"""

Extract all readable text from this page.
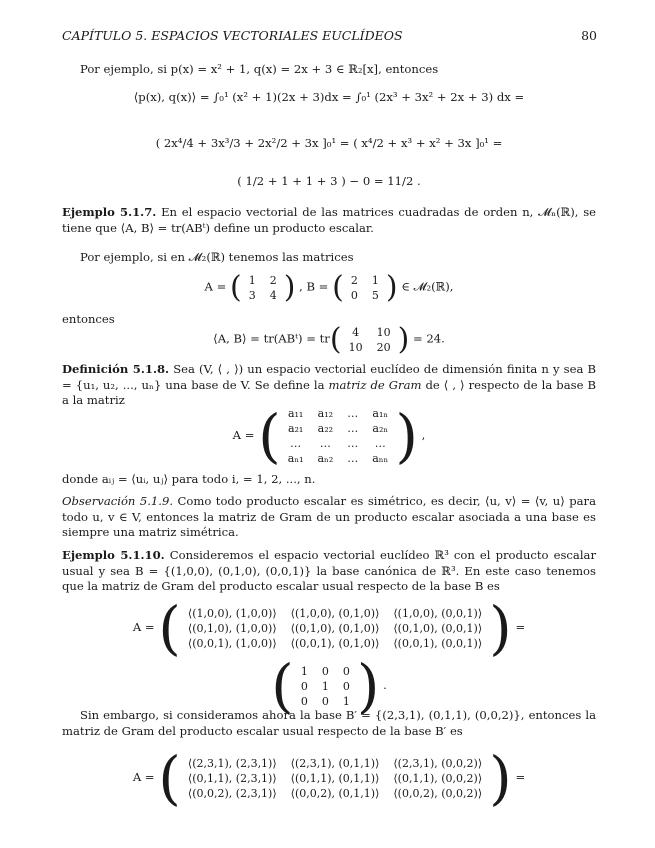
CAPÍTULO 5. ESPACIOS VECTORIALES EUCLÍDEOS	80
Por ejemplo, si p(x) = x² + 1, q(x) = 2x + 3 ∈ ℝ₂[x], entonces
⟨p(x), q(x)⟩ = ∫₀¹ (x² + 1)(2x + 3)dx = ∫₀¹ (2x³ + 3x² + 2x + 3) dx =
( 2x⁴/4 + 3x³/3 + 2x²/2 + 3x ]₀¹ = ( x⁴/2 + x³ + x² + 3x ]₀¹ =
( 1/2 + 1 + 1 + 3 ) − 0 = 11/2 .
Ejemplo 5.1.7. En el espacio vectorial de las matrices cuadradas de orden n, 𝓜ₙ(ℝ), se tiene que ⟨A, B⟩ = tr(ABᵗ) define un producto escalar.
Por ejemplo, si en 𝓜₂(ℝ) tenemos las matrices
A = ( 1	2
3	4 ) , B = ( 2	1
0	5 ) ∈ 𝓜₂(ℝ),
entonces
⟨A, B⟩ = tr(ABᵗ) = tr( 4	10
10	20 ) = 24.
Definición 5.1.8. Sea (V, ⟨ , ⟩) un espacio vectorial euclídeo de dimensión finita n y sea B = {u₁, u₂, ..., uₙ} una base de V. Se define la matriz de Gram de ⟨ , ⟩ respecto de la base B a la matriz
A = ( a₁₁	a₁₂	…	a₁ₙ
a₂₁	a₂₂	…	a₂ₙ
…	…	…	…
aₙ₁	aₙ₂	…	aₙₙ ) ,
donde aᵢⱼ = ⟨uᵢ, uⱼ⟩ para todo i, = 1, 2, ..., n.
Observación 5.1.9. Como todo producto escalar es simétrico, es decir, ⟨u, v⟩ = ⟨v, u⟩ para todo u, v ∈ V, entonces la matriz de Gram de un producto escalar asociada a una base es siempre una matriz simétrica.
Ejemplo 5.1.10. Consideremos el espacio vectorial euclídeo ℝ³ con el producto escalar usual y sea B = {(1,0,0), (0,1,0), (0,0,1)} la base canónica de ℝ³. En este caso tenemos que la matriz de Gram del producto escalar usual respecto de la base B es
A = ( ⟨(1,0,0), (1,0,0)⟩	⟨(1,0,0), (0,1,0)⟩	⟨(1,0,0), (0,0,1)⟩
⟨(0,1,0), (1,0,0)⟩	⟨(0,1,0), (0,1,0)⟩	⟨(0,1,0), (0,0,1)⟩
⟨(0,0,1), (1,0,0)⟩	⟨(0,0,1), (0,1,0)⟩	⟨(0,0,1), (0,0,1)⟩ ) =
( 1	0	0
0	1	0
0	0	1 ) .
Sin embargo, si consideramos ahora la base B′ = {(2,3,1), (0,1,1), (0,0,2)}, entonces la matriz de Gram del producto escalar usual respecto de la base B′ es
A = ( ⟨(2,3,1), (2,3,1)⟩	⟨(2,3,1), (0,1,1)⟩	⟨(2,3,1), (0,0,2)⟩
⟨(0,1,1), (2,3,1)⟩	⟨(0,1,1), (0,1,1)⟩	⟨(0,1,1), (0,0,2)⟩
⟨(0,0,2), (2,3,1)⟩	⟨(0,0,2), (0,1,1)⟩	⟨(0,0,2), (0,0,2)⟩ ) =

"""

(Required task)
Print out the whole of the material word for word, without pictures.

(Result of the task)
Extract all readable text from this page.
CAPÍTULO 5. ESPACIOS VECTORIALES EUCLÍDEOS	80
Por ejemplo, si p(x) = x² + 1, q(x) = 2x + 3 ∈ ℝ₂[x], entonces
⟨p(x), q(x)⟩ = ∫₀¹ (x² + 1)(2x + 3)dx = ∫₀¹ (2x³ + 3x² + 2x + 3) dx =
( 2x⁴/4 + 3x³/3 + 2x²/2 + 3x ]₀¹ = ( x⁴/2 + x³ + x² + 3x ]₀¹ =
( 1/2 + 1 + 1 + 3 ) − 0 = 11/2 .
Ejemplo 5.1.7. En el espacio vectorial de las matrices cuadradas de orden n, 𝓜ₙ(ℝ), se tiene que ⟨A, B⟩ = tr(ABᵗ) define un producto escalar.
Por ejemplo, si en 𝓜₂(ℝ) tenemos las matrices
A = ( 1	2
3	4 ) , B = ( 2	1
0	5 ) ∈ 𝓜₂(ℝ),
entonces
⟨A, B⟩ = tr(ABᵗ) = tr( 4	10
10	20 ) = 24.
Definición 5.1.8. Sea (V, ⟨ , ⟩) un espacio vectorial euclídeo de dimensión finita n y sea B = {u₁, u₂, ..., uₙ} una base de V. Se define la matriz de Gram de ⟨ , ⟩ respecto de la base B a la matriz
A = ( a₁₁	a₁₂	…	a₁ₙ
a₂₁	a₂₂	…	a₂ₙ
…	…	…	…
aₙ₁	aₙ₂	…	aₙₙ ) ,
donde aᵢⱼ = ⟨uᵢ, uⱼ⟩ para todo i, = 1, 2, ..., n.
Observación 5.1.9. Como todo producto escalar es simétrico, es decir, ⟨u, v⟩ = ⟨v, u⟩ para todo u, v ∈ V, entonces la matriz de Gram de un producto escalar asociada a una base es siempre una matriz simétrica.
Ejemplo 5.1.10. Consideremos el espacio vectorial euclídeo ℝ³ con el producto escalar usual y sea B = {(1,0,0), (0,1,0), (0,0,1)} la base canónica de ℝ³. En este caso tenemos que la matriz de Gram del producto escalar usual respecto de la base B es
A = ( ⟨(1,0,0), (1,0,0)⟩	⟨(1,0,0), (0,1,0)⟩	⟨(1,0,0), (0,0,1)⟩
⟨(0,1,0), (1,0,0)⟩	⟨(0,1,0), (0,1,0)⟩	⟨(0,1,0), (0,0,1)⟩
⟨(0,0,1), (1,0,0)⟩	⟨(0,0,1), (0,1,0)⟩	⟨(0,0,1), (0,0,1)⟩ ) =
( 1	0	0
0	1	0
0	0	1 ) .
Sin embargo, si consideramos ahora la base B′ = {(2,3,1), (0,1,1), (0,0,2)}, entonces la matriz de Gram del producto escalar usual respecto de la base B′ es
A = ( ⟨(2,3,1), (2,3,1)⟩	⟨(2,3,1), (0,1,1)⟩	⟨(2,3,1), (0,0,2)⟩
⟨(0,1,1), (2,3,1)⟩	⟨(0,1,1), (0,1,1)⟩	⟨(0,1,1), (0,0,2)⟩
⟨(0,0,2), (2,3,1)⟩	⟨(0,0,2), (0,1,1)⟩	⟨(0,0,2), (0,0,2)⟩ ) =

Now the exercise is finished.